• [Written instruction]: Give only the number of lines that include the string "ссылки".

• [Available records]:
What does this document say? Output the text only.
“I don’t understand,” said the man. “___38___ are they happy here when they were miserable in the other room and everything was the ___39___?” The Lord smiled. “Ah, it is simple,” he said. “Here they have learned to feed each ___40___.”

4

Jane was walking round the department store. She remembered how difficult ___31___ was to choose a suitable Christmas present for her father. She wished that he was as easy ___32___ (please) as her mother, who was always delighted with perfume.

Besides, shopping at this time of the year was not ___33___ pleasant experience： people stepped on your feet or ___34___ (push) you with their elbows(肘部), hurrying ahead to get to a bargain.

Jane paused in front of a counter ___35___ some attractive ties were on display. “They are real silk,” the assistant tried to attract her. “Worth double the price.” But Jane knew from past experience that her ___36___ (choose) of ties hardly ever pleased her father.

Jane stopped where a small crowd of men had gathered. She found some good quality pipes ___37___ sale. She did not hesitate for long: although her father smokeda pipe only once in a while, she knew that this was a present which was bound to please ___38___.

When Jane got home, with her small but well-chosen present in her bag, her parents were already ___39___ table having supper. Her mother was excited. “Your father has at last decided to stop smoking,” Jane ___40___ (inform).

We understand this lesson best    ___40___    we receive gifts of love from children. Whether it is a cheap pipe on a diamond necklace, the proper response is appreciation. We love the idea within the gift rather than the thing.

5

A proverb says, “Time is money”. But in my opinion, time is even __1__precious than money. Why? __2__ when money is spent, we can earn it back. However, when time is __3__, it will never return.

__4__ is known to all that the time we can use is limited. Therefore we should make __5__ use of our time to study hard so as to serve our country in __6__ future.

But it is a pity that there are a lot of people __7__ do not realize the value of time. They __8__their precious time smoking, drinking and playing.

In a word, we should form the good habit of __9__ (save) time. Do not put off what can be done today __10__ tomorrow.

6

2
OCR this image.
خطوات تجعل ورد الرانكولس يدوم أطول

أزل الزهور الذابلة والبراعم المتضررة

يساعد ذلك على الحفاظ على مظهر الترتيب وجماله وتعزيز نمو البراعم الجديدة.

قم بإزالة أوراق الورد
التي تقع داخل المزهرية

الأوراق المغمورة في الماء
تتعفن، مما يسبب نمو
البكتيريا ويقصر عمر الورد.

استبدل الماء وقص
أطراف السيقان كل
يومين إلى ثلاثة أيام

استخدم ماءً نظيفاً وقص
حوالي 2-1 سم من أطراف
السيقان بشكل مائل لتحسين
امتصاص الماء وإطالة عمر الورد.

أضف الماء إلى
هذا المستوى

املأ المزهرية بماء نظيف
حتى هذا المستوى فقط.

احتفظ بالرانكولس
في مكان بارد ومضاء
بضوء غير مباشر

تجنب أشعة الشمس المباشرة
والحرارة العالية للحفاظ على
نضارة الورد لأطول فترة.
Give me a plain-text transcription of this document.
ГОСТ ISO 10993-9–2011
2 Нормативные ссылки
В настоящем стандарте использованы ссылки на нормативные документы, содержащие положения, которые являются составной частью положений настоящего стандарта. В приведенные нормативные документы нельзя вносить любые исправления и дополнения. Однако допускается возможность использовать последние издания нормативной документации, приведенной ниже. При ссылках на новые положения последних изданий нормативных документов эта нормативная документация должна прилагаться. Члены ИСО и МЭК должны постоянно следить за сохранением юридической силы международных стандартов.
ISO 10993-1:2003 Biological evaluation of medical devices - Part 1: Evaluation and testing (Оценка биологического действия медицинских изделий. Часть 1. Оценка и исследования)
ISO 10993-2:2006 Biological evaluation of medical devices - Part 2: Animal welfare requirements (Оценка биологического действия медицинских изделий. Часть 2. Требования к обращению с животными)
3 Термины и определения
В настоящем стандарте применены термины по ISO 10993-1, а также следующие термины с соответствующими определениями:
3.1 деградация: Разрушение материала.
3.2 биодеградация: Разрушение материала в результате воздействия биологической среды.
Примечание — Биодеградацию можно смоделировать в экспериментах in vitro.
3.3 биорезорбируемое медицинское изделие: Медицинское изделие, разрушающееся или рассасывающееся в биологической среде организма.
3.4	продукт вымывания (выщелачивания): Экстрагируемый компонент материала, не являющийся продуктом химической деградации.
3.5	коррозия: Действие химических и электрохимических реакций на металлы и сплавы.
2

• [Answer below]: 2